**Exercise aim**
Can you find the lines of the listing that include "POINT" and copy every one?

(Stored dataset items)
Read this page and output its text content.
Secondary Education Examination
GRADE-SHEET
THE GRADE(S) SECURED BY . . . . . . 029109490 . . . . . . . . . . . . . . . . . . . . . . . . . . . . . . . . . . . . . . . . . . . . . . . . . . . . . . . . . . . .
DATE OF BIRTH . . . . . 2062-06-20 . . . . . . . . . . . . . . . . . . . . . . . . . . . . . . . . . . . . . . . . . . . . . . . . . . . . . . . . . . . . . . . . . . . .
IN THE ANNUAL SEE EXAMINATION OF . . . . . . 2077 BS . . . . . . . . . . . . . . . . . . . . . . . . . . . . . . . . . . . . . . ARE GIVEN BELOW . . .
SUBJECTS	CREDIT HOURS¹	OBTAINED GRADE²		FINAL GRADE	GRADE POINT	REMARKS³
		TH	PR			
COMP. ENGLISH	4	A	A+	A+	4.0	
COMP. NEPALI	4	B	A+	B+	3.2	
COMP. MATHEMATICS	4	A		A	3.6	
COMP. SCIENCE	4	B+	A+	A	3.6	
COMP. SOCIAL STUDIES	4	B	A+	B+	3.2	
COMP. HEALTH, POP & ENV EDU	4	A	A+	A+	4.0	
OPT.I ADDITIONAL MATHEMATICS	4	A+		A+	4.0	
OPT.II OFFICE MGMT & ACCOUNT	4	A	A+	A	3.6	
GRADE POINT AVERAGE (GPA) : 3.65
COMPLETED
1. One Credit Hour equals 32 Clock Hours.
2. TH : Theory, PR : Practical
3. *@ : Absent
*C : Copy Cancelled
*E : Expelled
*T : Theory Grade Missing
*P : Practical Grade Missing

**The result**
SUBJECTS	CREDIT HOURS¹	OBTAINED GRADE²		FINAL GRADE	GRADE POINT	REMARKS³
GRADE POINT AVERAGE (GPA) : 3.65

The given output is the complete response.